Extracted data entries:

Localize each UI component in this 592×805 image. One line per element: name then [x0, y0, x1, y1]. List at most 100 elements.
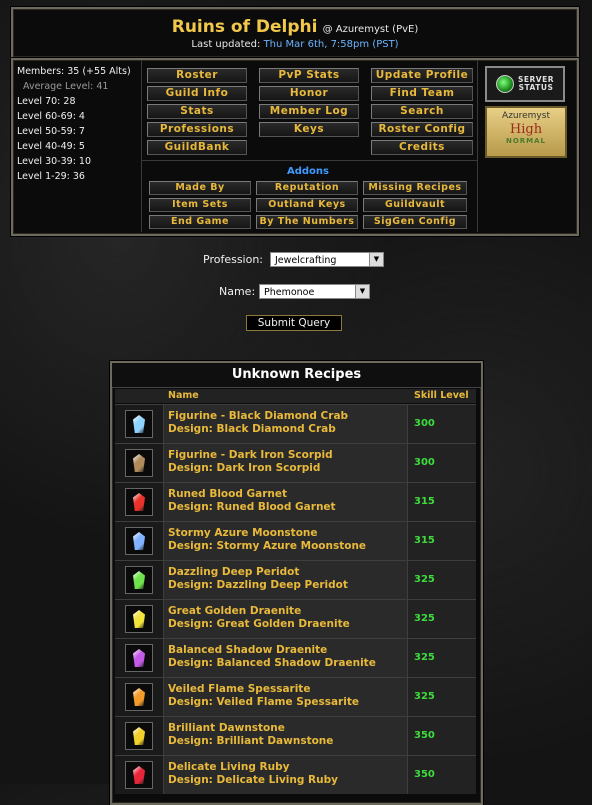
addon-outland-keys-button[interactable]: Outland Keys — [256, 198, 358, 212]
icon-cell — [115, 444, 164, 482]
chevron-down-icon[interactable]: ▼ — [369, 253, 383, 266]
recipe-design[interactable]: Design: Runed Blood Garnet — [168, 501, 336, 513]
recipe-design[interactable]: Design: Delicate Living Ruby — [168, 774, 338, 786]
menu-roster-button[interactable]: Roster — [147, 68, 247, 83]
purple-gem-icon[interactable] — [125, 644, 153, 672]
table-row: Delicate Living Ruby Design: Delicate Liv… — [115, 755, 476, 794]
menu-credits-button[interactable]: Credits — [371, 140, 473, 155]
profession-select[interactable]: Jewelcrafting ▼ — [270, 252, 384, 267]
addon-siggen-config-button[interactable]: SigGen Config — [363, 215, 467, 229]
name-cell: Delicate Living Ruby Design: Delicate Liv… — [164, 756, 408, 794]
menu-member-log-button[interactable]: Member Log — [259, 104, 359, 119]
skill-cell: 325 — [408, 600, 476, 638]
name-label: Name: — [219, 285, 256, 298]
recipe-design[interactable]: Design: Veiled Flame Spessarite — [168, 696, 359, 708]
table-row: Stormy Azure Moonstone Design: Stormy Azu… — [115, 521, 476, 560]
addon-reputation-button[interactable]: Reputation — [256, 181, 358, 195]
menu-guild-info-button[interactable]: Guild Info — [147, 86, 247, 101]
name-cell: Balanced Shadow Draenite Design: Balanced… — [164, 639, 408, 677]
addon-made-by-button[interactable]: Made By — [149, 181, 251, 195]
addon-end-game-button[interactable]: End Game — [149, 215, 251, 229]
divider — [141, 160, 477, 161]
green-gem-icon[interactable] — [125, 566, 153, 594]
recipe-design[interactable]: Design: Stormy Azure Moonstone — [168, 540, 366, 552]
realm-status-box: Azuremyst High NORMAL — [485, 106, 567, 158]
member-stats: Members: 35 (+55 Alts) Average Level: 41… — [17, 64, 141, 184]
column-header-name[interactable]: Name — [168, 389, 199, 403]
recipe-name[interactable]: Dazzling Deep Peridot — [168, 566, 299, 578]
menu-keys-button[interactable]: Keys — [259, 122, 359, 137]
guild-name[interactable]: Ruins of Delphi — [172, 17, 318, 37]
submit-query-button[interactable]: Submit Query — [246, 315, 342, 331]
last-updated: Last updated: Thu Mar 6th, 7:58pm (PST) — [13, 39, 577, 50]
gem-shape — [133, 454, 145, 472]
menu-stats-button[interactable]: Stats — [147, 104, 247, 119]
profession-value: Jewelcrafting — [275, 255, 337, 266]
recipe-name[interactable]: Brilliant Dawnstone — [168, 722, 285, 734]
scorpid-figurine-icon[interactable] — [125, 449, 153, 477]
skill-cell: 325 — [408, 678, 476, 716]
recipe-design[interactable]: Design: Brilliant Dawnstone — [168, 735, 333, 747]
recipe-name[interactable]: Balanced Shadow Draenite — [168, 644, 327, 656]
recipe-name[interactable]: Runed Blood Garnet — [168, 488, 287, 500]
recipe-name[interactable]: Figurine - Dark Iron Scorpid — [168, 449, 333, 461]
name-cell: Stormy Azure Moonstone Design: Stormy Azu… — [164, 522, 408, 560]
icon-cell — [115, 483, 164, 521]
menu-search-button[interactable]: Search — [371, 104, 473, 119]
chevron-down-icon[interactable]: ▼ — [355, 285, 369, 298]
menu-guildbank-button[interactable]: GuildBank — [147, 140, 247, 155]
skill-cell: 325 — [408, 639, 476, 677]
menu-pvp-stats-button[interactable]: PvP Stats — [259, 68, 359, 83]
recipe-design[interactable]: Design: Balanced Shadow Draenite — [168, 657, 376, 669]
header-panel: Ruins of Delphi @ Azuremyst (PvE) Last u… — [11, 7, 579, 59]
name-select[interactable]: Phemonoe ▼ — [259, 284, 370, 299]
recipe-design[interactable]: Design: Dark Iron Scorpid — [168, 462, 320, 474]
updated-label: Last updated: — [191, 39, 261, 50]
recipe-name[interactable]: Delicate Living Ruby — [168, 761, 289, 773]
ruby-gem-icon[interactable] — [125, 761, 153, 789]
divider — [141, 60, 142, 232]
recipe-design[interactable]: Design: Great Golden Draenite — [168, 618, 350, 630]
addon-guildvault-button[interactable]: Guildvault — [363, 198, 467, 212]
skill-level: 325 — [414, 613, 435, 624]
gold-gem-icon[interactable] — [125, 722, 153, 750]
recipe-name[interactable]: Great Golden Draenite — [168, 605, 301, 617]
table-row: Figurine - Dark Iron Scorpid Design: Dark… — [115, 443, 476, 482]
level-stat: Level 40-49: 5 — [17, 141, 85, 152]
red-gem-icon[interactable] — [125, 488, 153, 516]
name-cell: Great Golden Draenite Design: Great Golde… — [164, 600, 408, 638]
realm-box-name: Azuremyst — [502, 111, 550, 121]
recipe-name[interactable]: Stormy Azure Moonstone — [168, 527, 318, 539]
icon-cell — [115, 561, 164, 599]
recipe-design[interactable]: Design: Dazzling Deep Peridot — [168, 579, 348, 591]
menu-professions-button[interactable]: Professions — [147, 122, 247, 137]
server-status-button[interactable]: SERVER STATUS — [485, 66, 565, 102]
level-stat: Level 1-29: 36 — [17, 171, 85, 182]
crab-figurine-icon[interactable] — [125, 410, 153, 438]
recipe-name[interactable]: Figurine - Black Diamond Crab — [168, 410, 348, 422]
menu-honor-button[interactable]: Honor — [259, 86, 359, 101]
table-row: Balanced Shadow Draenite Design: Balanced… — [115, 638, 476, 677]
column-header-skill[interactable]: Skill Level — [414, 389, 469, 403]
addon-item-sets-button[interactable]: Item Sets — [149, 198, 251, 212]
menu-find-team-button[interactable]: Find Team — [371, 86, 473, 101]
addon-missing-recipes-button[interactable]: Missing Recipes — [363, 181, 467, 195]
icon-cell — [115, 756, 164, 794]
profession-label: Profession: — [203, 253, 264, 266]
menu-update-profile-button[interactable]: Update Profile — [371, 68, 473, 83]
skill-level: 350 — [414, 769, 435, 780]
addon-by-the-numbers-button[interactable]: By The Numbers — [256, 215, 358, 229]
table-row: Figurine - Black Diamond Crab Design: Bla… — [115, 404, 476, 443]
gem-shape — [133, 727, 145, 745]
level-stat: Level 30-39: 10 — [17, 156, 92, 167]
gem-shape — [133, 610, 145, 628]
yellow-gem-icon[interactable] — [125, 605, 153, 633]
recipe-name[interactable]: Veiled Flame Spessarite — [168, 683, 310, 695]
recipe-design[interactable]: Design: Black Diamond Crab — [168, 423, 336, 435]
name-cell: Veiled Flame Spessarite Design: Veiled Fl… — [164, 678, 408, 716]
menu-roster-config-button[interactable]: Roster Config — [371, 122, 473, 137]
orange-gem-icon[interactable] — [125, 683, 153, 711]
blue-gem-icon[interactable] — [125, 527, 153, 555]
table-row: Runed Blood Garnet Design: Runed Blood Ga… — [115, 482, 476, 521]
icon-cell — [115, 678, 164, 716]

Given instruction: Put the lines above, from the line with "addon-outland-keys-button[interactable]: Outland Keys" up to and including the line with "green-gem-icon[interactable] — [125, 566, 153, 594]", into a JSON list of strings with one string per line and no blank lines.

Output of the task:
[
  "addon-outland-keys-button[interactable]: Outland Keys — [256, 198, 358, 212]",
  "icon-cell — [115, 444, 164, 482]",
  "chevron-down-icon[interactable]: ▼ — [369, 253, 383, 266]",
  "recipe-design[interactable]: Design: Runed Blood Garnet — [168, 501, 336, 513]",
  "recipe-design[interactable]: Design: Delicate Living Ruby — [168, 774, 338, 786]",
  "menu-roster-button[interactable]: Roster — [147, 68, 247, 83]",
  "purple-gem-icon[interactable] — [125, 644, 153, 672]",
  "table-row: Delicate Living Ruby Design: Delicate Liv… — [115, 755, 476, 794]",
  "menu-credits-button[interactable]: Credits — [371, 140, 473, 155]",
  "profession-select[interactable]: Jewelcrafting ▼ — [270, 252, 384, 267]",
  "addon-siggen-config-button[interactable]: SigGen Config — [363, 215, 467, 229]",
  "name-cell: Delicate Living Ruby Design: Delicate Liv… — [164, 756, 408, 794]",
  "menu-member-log-button[interactable]: Member Log — [259, 104, 359, 119]",
  "skill-cell: 325 — [408, 600, 476, 638]",
  "name-label: Name: — [219, 285, 256, 298]",
  "recipe-design[interactable]: Design: Veiled Flame Spessarite — [168, 696, 359, 708]",
  "table-row: Stormy Azure Moonstone Design: Stormy Azu… — [115, 521, 476, 560]",
  "addon-reputation-button[interactable]: Reputation — [256, 181, 358, 195]",
  "menu-guild-info-button[interactable]: Guild Info — [147, 86, 247, 101]",
  "name-cell: Balanced Shadow Draenite Design: Balanced… — [164, 639, 408, 677]",
  "addon-made-by-button[interactable]: Made By — [149, 181, 251, 195]",
  "addon-end-game-button[interactable]: End Game — [149, 215, 251, 229]",
  "divider — [141, 160, 477, 161]",
  "green-gem-icon[interactable] — [125, 566, 153, 594]"
]